▶ _Exercise objective_
Without omitting anything, return the records precisely as given.
--- --- ---
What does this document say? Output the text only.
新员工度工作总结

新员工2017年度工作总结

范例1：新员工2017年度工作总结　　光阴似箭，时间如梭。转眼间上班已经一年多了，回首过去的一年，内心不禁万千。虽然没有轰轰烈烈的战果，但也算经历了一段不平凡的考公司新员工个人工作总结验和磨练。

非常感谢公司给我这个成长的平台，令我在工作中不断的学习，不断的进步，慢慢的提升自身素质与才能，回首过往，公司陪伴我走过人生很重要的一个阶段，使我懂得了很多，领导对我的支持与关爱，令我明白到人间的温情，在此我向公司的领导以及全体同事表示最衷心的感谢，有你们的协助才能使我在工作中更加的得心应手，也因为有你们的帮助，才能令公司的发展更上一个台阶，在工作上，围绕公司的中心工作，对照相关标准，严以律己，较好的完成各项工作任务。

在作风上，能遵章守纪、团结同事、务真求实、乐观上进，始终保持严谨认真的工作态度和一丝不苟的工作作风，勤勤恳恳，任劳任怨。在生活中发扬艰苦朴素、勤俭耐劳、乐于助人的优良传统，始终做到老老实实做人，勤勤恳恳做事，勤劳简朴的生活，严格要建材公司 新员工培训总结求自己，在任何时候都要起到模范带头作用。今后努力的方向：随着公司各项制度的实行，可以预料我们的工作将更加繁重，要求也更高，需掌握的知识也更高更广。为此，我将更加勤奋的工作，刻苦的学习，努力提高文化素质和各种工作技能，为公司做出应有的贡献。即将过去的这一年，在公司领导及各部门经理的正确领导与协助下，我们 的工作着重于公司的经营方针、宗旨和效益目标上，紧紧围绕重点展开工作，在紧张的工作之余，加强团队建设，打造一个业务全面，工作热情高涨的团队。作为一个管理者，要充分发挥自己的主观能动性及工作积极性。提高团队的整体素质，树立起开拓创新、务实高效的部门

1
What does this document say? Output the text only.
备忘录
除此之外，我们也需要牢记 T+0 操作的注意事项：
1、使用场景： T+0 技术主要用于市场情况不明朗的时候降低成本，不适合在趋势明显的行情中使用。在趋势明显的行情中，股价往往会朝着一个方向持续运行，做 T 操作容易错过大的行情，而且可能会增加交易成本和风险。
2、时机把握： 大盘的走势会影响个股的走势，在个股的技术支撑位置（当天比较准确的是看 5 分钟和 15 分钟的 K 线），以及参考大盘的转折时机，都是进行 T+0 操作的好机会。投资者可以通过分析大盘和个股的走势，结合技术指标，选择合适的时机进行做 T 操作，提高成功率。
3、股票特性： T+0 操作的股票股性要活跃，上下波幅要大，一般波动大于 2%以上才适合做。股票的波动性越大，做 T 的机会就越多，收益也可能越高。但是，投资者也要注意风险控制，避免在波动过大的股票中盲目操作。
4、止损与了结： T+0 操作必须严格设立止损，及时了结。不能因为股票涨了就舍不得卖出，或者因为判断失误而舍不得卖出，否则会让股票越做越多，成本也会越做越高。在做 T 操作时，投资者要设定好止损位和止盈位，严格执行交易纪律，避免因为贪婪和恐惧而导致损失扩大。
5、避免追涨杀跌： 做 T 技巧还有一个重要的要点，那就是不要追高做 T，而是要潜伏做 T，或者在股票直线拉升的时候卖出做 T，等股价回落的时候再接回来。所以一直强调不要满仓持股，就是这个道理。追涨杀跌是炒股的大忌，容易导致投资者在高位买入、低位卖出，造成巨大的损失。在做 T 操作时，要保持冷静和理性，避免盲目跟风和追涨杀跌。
--- --- ---
▶ _Right answer_
What does this document say? Output the text only.
新员工度工作总结

新员工2017年度工作总结

范例1：新员工2017年度工作总结　　光阴似箭，时间如梭。转眼间上班已经一年多了，回首过去的一年，内心不禁万千。虽然没有轰轰烈烈的战果，但也算经历了一段不平凡的考公司新员工个人工作总结验和磨练。

非常感谢公司给我这个成长的平台，令我在工作中不断的学习，不断的进步，慢慢的提升自身素质与才能，回首过往，公司陪伴我走过人生很重要的一个阶段，使我懂得了很多，领导对我的支持与关爱，令我明白到人间的温情，在此我向公司的领导以及全体同事表示最衷心的感谢，有你们的协助才能使我在工作中更加的得心应手，也因为有你们的帮助，才能令公司的发展更上一个台阶，在工作上，围绕公司的中心工作，对照相关标准，严以律己，较好的完成各项工作任务。

在作风上，能遵章守纪、团结同事、务真求实、乐观上进，始终保持严谨认真的工作态度和一丝不苟的工作作风，勤勤恳恳，任劳任怨。在生活中发扬艰苦朴素、勤俭耐劳、乐于助人的优良传统，始终做到老老实实做人，勤勤恳恳做事，勤劳简朴的生活，严格要建材公司 新员工培训总结求自己，在任何时候都要起到模范带头作用。今后努力的方向：随着公司各项制度的实行，可以预料我们的工作将更加繁重，要求也更高，需掌握的知识也更高更广。为此，我将更加勤奋的工作，刻苦的学习，努力提高文化素质和各种工作技能，为公司做出应有的贡献。即将过去的这一年，在公司领导及各部门经理的正确领导与协助下，我们 的工作着重于公司的经营方针、宗旨和效益目标上，紧紧围绕重点展开工作，在紧张的工作之余，加强团队建设，打造一个业务全面，工作热情高涨的团队。作为一个管理者，要充分发挥自己的主观能动性及工作积极性。提高团队的整体素质，树立起开拓创新、务实高效的部门

1
What does this document say? Output the text only.
备忘录
除此之外，我们也需要牢记 T+0 操作的注意事项：
1、使用场景： T+0 技术主要用于市场情况不明朗的时候降低成本，不适合在趋势明显的行情中使用。在趋势明显的行情中，股价往往会朝着一个方向持续运行，做 T 操作容易错过大的行情，而且可能会增加交易成本和风险。
2、时机把握： 大盘的走势会影响个股的走势，在个股的技术支撑位置（当天比较准确的是看 5 分钟和 15 分钟的 K 线），以及参考大盘的转折时机，都是进行 T+0 操作的好机会。投资者可以通过分析大盘和个股的走势，结合技术指标，选择合适的时机进行做 T 操作，提高成功率。
3、股票特性： T+0 操作的股票股性要活跃，上下波幅要大，一般波动大于 2%以上才适合做。股票的波动性越大，做 T 的机会就越多，收益也可能越高。但是，投资者也要注意风险控制，避免在波动过大的股票中盲目操作。
4、止损与了结： T+0 操作必须严格设立止损，及时了结。不能因为股票涨了就舍不得卖出，或者因为判断失误而舍不得卖出，否则会让股票越做越多，成本也会越做越高。在做 T 操作时，投资者要设定好止损位和止盈位，严格执行交易纪律，避免因为贪婪和恐惧而导致损失扩大。
5、避免追涨杀跌： 做 T 技巧还有一个重要的要点，那就是不要追高做 T，而是要潜伏做 T，或者在股票直线拉升的时候卖出做 T，等股价回落的时候再接回来。所以一直强调不要满仓持股，就是这个道理。追涨杀跌是炒股的大忌，容易导致投资者在高位买入、低位卖出，造成巨大的损失。在做 T 操作时，要保持冷静和理性，避免盲目跟风和追涨杀跌。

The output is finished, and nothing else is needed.